WHAT THE TASK ASKS:
From the entries that follow, pick out all lines holding "思路点拨".

AVAILABLE RECORDS:
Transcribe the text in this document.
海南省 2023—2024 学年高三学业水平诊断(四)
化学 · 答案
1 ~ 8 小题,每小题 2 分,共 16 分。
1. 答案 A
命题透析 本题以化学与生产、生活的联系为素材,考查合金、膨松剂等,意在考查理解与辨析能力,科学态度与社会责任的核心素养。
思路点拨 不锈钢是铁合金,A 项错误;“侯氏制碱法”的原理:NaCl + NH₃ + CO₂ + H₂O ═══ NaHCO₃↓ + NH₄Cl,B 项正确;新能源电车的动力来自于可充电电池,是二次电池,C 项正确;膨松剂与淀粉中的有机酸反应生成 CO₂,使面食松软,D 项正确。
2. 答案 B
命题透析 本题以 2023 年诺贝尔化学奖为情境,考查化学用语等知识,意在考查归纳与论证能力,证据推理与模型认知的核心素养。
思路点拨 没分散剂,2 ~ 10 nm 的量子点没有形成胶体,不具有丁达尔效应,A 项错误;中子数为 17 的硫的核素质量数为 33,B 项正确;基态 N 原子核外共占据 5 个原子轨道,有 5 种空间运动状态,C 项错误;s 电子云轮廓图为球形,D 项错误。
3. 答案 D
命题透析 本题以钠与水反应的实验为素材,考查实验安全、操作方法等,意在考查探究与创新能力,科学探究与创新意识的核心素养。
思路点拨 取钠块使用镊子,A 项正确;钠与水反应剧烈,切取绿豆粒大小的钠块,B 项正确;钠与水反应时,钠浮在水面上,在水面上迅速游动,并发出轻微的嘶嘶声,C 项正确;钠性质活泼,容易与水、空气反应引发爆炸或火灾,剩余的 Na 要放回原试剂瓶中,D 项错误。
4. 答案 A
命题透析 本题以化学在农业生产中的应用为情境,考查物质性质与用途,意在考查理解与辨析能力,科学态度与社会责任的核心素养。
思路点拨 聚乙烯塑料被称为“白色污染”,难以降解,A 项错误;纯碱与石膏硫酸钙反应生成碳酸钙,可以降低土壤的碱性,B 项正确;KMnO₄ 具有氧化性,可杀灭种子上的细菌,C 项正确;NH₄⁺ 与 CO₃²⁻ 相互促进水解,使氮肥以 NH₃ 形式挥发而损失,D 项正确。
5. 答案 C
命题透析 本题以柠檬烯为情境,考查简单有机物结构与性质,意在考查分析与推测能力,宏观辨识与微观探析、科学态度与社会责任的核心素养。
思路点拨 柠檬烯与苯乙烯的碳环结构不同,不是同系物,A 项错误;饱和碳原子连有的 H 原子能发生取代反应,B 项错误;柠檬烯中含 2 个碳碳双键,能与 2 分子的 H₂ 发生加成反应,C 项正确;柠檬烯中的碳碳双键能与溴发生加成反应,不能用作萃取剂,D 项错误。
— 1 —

THE SOLUTION:
思路点拨 不锈钢是铁合金,A 项错误;“侯氏制碱法”的原理:NaCl + NH₃ + CO₂ + H₂O ═══ NaHCO₃↓ + NH₄Cl,B 项正确;新能源电车的动力来自于可充电电池,是二次电池,C 项正确;膨松剂与淀粉中的有机酸反应生成 CO₂,使面食松软,D 项正确。
思路点拨 没分散剂,2 ~ 10 nm 的量子点没有形成胶体,不具有丁达尔效应,A 项错误;中子数为 17 的硫的核素质量数为 33,B 项正确;基态 N 原子核外共占据 5 个原子轨道,有 5 种空间运动状态,C 项错误;s 电子云轮廓图为球形,D 项错误。
思路点拨 取钠块使用镊子,A 项正确;钠与水反应剧烈,切取绿豆粒大小的钠块,B 项正确;钠与水反应时,钠浮在水面上,在水面上迅速游动,并发出轻微的嘶嘶声,C 项正确;钠性质活泼,容易与水、空气反应引发爆炸或火灾,剩余的 Na 要放回原试剂瓶中,D 项错误。
思路点拨 聚乙烯塑料被称为“白色污染”,难以降解,A 项错误;纯碱与石膏硫酸钙反应生成碳酸钙,可以降低土壤的碱性,B 项正确;KMnO₄ 具有氧化性,可杀灭种子上的细菌,C 项正确;NH₄⁺ 与 CO₃²⁻ 相互促进水解,使氮肥以 NH₃ 形式挥发而损失,D 项正确。
思路点拨 柠檬烯与苯乙烯的碳环结构不同,不是同系物,A 项错误;饱和碳原子连有的 H 原子能发生取代反应,B 项错误;柠檬烯中含 2 个碳碳双键,能与 2 分子的 H₂ 发生加成反应,C 项正确;柠檬烯中的碳碳双键能与溴发生加成反应,不能用作萃取剂,D 项错误。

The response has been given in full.